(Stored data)
————————

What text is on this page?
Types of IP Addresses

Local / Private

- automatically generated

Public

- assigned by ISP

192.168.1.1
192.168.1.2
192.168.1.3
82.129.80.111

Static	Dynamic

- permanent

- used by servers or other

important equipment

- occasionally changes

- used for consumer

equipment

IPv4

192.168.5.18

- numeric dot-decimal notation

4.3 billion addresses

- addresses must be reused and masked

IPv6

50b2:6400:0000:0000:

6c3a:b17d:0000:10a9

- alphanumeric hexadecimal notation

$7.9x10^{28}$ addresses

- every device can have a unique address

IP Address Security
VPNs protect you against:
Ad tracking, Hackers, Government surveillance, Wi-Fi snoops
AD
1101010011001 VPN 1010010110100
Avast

————————

- **WHAT IS BEING ASKED**
List each line in the listing that contains the string "notation".

- **RESPONSE BELOW**
- numeric dot-decimal notation
- alphanumeric hexadecimal notation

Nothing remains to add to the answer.